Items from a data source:
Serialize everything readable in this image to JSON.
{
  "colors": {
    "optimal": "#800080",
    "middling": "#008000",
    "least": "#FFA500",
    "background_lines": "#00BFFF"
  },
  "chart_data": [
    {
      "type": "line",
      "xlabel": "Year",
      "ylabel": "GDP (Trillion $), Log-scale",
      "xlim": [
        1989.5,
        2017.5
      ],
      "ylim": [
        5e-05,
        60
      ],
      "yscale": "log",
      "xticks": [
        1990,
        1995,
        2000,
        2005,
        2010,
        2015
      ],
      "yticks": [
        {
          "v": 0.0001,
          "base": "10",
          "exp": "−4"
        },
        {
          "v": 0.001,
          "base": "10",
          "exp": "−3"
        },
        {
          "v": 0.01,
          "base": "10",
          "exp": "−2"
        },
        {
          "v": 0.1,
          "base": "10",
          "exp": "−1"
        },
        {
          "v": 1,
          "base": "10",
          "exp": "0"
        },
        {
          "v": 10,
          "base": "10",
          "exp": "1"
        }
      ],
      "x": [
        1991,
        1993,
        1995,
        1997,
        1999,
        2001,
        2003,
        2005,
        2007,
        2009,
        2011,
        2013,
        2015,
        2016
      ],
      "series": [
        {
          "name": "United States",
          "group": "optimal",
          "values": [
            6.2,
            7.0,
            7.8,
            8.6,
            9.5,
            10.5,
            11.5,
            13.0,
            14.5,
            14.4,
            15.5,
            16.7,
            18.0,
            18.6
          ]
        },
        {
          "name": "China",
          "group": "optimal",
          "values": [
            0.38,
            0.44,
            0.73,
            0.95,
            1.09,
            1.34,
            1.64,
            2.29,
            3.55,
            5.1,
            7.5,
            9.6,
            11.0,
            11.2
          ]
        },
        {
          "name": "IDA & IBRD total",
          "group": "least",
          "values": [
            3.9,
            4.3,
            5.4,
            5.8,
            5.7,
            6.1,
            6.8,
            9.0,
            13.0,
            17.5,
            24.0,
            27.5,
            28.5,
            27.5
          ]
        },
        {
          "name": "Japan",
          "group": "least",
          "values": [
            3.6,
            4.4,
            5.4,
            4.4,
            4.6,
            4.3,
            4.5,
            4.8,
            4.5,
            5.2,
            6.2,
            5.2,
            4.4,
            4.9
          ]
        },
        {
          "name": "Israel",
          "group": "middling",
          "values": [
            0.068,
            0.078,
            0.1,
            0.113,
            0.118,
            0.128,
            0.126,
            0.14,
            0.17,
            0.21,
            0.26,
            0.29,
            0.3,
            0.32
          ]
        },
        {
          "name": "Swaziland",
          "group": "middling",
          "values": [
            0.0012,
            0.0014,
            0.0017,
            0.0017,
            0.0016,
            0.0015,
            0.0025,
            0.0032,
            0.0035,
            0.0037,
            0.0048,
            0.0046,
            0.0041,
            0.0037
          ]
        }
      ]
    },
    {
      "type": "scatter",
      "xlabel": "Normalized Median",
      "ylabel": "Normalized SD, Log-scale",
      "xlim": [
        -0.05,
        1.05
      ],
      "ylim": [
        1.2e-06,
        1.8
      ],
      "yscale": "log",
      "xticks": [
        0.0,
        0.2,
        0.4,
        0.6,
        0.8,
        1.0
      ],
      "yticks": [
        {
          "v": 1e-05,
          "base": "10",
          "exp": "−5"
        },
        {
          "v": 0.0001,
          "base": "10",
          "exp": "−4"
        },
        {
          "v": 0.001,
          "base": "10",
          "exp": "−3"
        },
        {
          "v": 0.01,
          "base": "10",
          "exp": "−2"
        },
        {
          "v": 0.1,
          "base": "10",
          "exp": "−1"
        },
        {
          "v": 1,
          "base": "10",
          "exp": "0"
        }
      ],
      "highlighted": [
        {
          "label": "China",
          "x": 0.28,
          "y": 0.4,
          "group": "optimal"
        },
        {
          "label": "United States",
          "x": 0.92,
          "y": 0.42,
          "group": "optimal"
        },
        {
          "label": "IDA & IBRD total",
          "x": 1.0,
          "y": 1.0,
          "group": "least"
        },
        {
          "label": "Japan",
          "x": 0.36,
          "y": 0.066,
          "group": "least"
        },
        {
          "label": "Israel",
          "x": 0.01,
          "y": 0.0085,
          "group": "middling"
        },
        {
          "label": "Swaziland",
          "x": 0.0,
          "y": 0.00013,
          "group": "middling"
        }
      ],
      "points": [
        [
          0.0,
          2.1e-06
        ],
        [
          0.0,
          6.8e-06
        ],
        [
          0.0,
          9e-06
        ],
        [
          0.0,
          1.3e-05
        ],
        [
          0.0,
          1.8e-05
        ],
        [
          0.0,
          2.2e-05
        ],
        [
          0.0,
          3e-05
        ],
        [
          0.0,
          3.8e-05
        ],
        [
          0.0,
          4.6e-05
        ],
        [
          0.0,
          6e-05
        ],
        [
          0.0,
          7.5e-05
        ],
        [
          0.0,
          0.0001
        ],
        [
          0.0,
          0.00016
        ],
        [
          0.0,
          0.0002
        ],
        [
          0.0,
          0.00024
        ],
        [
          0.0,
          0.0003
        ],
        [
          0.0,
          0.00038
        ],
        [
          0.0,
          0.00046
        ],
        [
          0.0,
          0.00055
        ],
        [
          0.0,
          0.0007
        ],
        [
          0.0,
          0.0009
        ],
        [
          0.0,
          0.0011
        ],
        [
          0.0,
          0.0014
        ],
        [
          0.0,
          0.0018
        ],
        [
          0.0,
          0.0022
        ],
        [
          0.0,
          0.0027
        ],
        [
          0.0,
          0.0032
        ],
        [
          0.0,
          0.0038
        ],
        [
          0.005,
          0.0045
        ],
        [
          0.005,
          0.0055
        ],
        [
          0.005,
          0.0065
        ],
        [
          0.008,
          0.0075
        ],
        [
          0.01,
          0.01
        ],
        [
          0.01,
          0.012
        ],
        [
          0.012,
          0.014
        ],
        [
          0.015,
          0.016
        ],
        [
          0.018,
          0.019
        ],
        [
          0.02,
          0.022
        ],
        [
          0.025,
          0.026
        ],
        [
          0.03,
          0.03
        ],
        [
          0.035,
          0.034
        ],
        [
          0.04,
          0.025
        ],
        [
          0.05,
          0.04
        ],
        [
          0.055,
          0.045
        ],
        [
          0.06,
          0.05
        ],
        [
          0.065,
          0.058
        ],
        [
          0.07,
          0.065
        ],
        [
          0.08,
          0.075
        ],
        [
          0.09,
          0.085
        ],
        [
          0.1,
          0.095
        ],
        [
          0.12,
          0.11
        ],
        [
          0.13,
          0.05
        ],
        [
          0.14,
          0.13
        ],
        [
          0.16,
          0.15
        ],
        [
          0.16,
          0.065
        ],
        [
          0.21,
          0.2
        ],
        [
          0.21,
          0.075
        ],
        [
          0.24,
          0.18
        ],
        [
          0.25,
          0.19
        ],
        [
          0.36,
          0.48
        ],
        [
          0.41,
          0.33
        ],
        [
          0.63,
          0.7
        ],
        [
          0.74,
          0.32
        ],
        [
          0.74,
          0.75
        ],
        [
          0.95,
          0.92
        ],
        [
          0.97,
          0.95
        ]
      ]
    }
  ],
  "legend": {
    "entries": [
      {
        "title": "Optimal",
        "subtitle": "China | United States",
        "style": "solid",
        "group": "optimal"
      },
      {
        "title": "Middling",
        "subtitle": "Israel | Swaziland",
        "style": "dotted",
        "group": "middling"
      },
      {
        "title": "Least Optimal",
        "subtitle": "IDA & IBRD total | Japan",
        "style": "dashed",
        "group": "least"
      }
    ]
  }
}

## [OBJECTIVE]
Report each line in the preceding entries that holds the string "Israel".

## [CORRECT RESULT]
          "name": "Israel",
          "label": "Israel",
        "subtitle": "Israel | Swaziland",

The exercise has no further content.